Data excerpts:
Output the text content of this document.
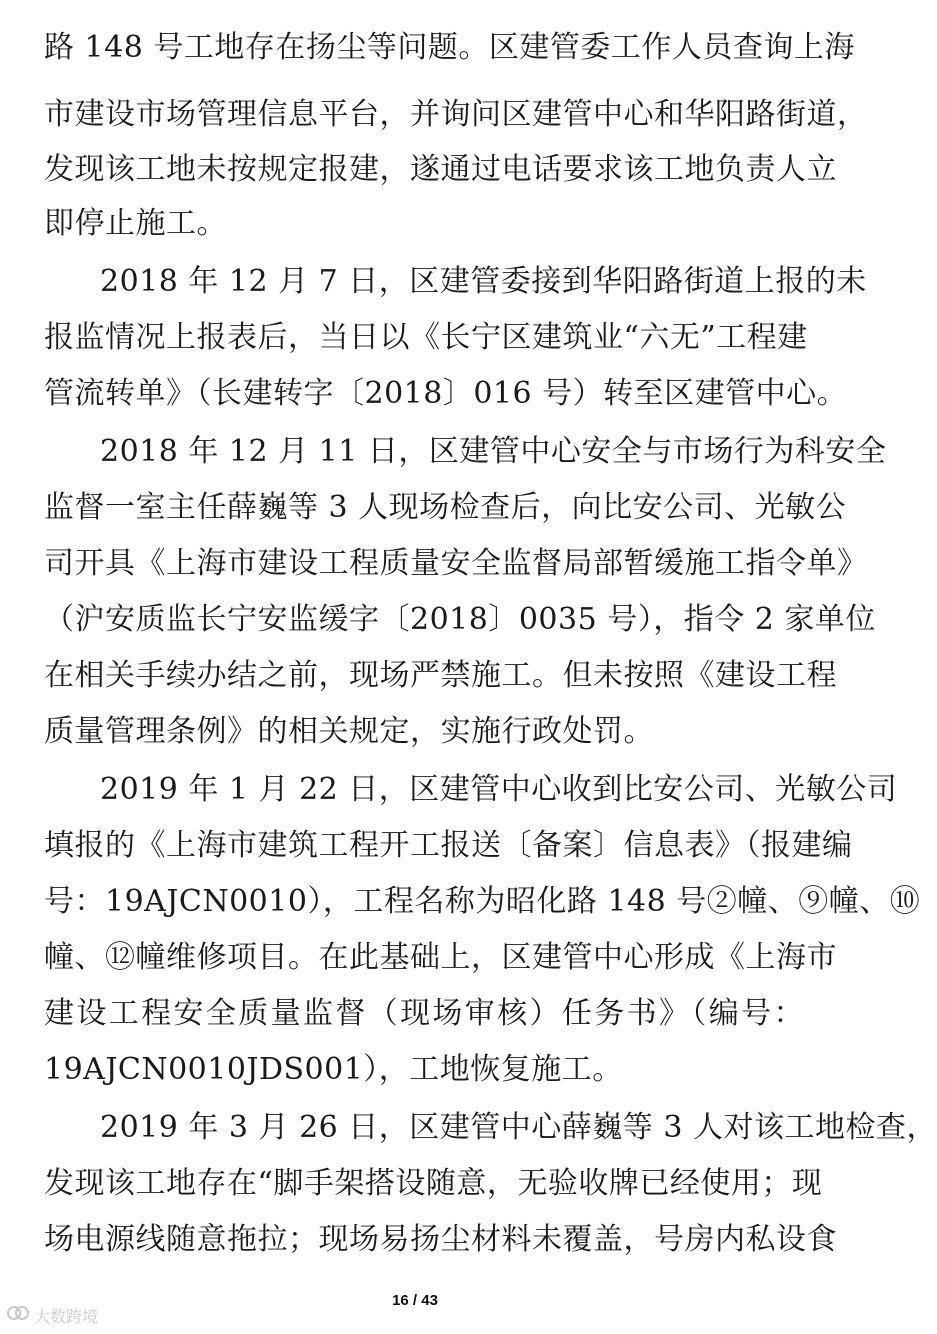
路 148 号工地存在扬尘等问题。区建管委工作人员查询上海
市建设市场管理信息平台，并询问区建管中心和华阳路街道，
发现该工地未按规定报建，遂通过电话要求该工地负责人立
即停止施工。
2018 年 12 月 7 日，区建管委接到华阳路街道上报的未
报监情况上报表后，当日以《长宁区建筑业“六无”工程建
管流转单》（长建转字〔2018〕016 号）转至区建管中心。
2018 年 12 月 11 日，区建管中心安全与市场行为科安全
监督一室主任薛巍等 3 人现场检查后，向比安公司、光敏公
司开具《上海市建设工程质量安全监督局部暂缓施工指令单》
（沪安质监长宁安监缓字〔2018〕0035 号），指令 2 家单位
在相关手续办结之前，现场严禁施工。但未按照《建设工程
质量管理条例》的相关规定，实施行政处罚。
2019 年 1 月 22 日，区建管中心收到比安公司、光敏公司
填报的《上海市建筑工程开工报送〔备案〕信息表》（报建编
号：19AJCN0010），工程名称为昭化路 148 号②幢、⑨幢、⑩
幢、⑫幢维修项目。在此基础上，区建管中心形成《上海市
建设工程安全质量监督（现场审核）任务书》（编号：
19AJCN0010JDS001），工地恢复施工。
2019 年 3 月 26 日，区建管中心薛巍等 3 人对该工地检查，
发现该工地存在“脚手架搭设随意，无验收牌已经使用；现
场电源线随意拖拉；现场易扬尘材料未覆盖，号房内私设食
16 / 43
大数跨境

What is required:
Repeat the data in full and exactly. Omit pictures.

Task answer:
Output the text content of this document.
路 148 号工地存在扬尘等问题。区建管委工作人员查询上海
市建设市场管理信息平台，并询问区建管中心和华阳路街道，
发现该工地未按规定报建，遂通过电话要求该工地负责人立
即停止施工。
2018 年 12 月 7 日，区建管委接到华阳路街道上报的未
报监情况上报表后，当日以《长宁区建筑业“六无”工程建
管流转单》（长建转字〔2018〕016 号）转至区建管中心。
2018 年 12 月 11 日，区建管中心安全与市场行为科安全
监督一室主任薛巍等 3 人现场检查后，向比安公司、光敏公
司开具《上海市建设工程质量安全监督局部暂缓施工指令单》
（沪安质监长宁安监缓字〔2018〕0035 号），指令 2 家单位
在相关手续办结之前，现场严禁施工。但未按照《建设工程
质量管理条例》的相关规定，实施行政处罚。
2019 年 1 月 22 日，区建管中心收到比安公司、光敏公司
填报的《上海市建筑工程开工报送〔备案〕信息表》（报建编
号：19AJCN0010），工程名称为昭化路 148 号②幢、⑨幢、⑩
幢、⑫幢维修项目。在此基础上，区建管中心形成《上海市
建设工程安全质量监督（现场审核）任务书》（编号：
19AJCN0010JDS001），工地恢复施工。
2019 年 3 月 26 日，区建管中心薛巍等 3 人对该工地检查，
发现该工地存在“脚手架搭设随意，无验收牌已经使用；现
场电源线随意拖拉；现场易扬尘材料未覆盖，号房内私设食
16 / 43
大数跨境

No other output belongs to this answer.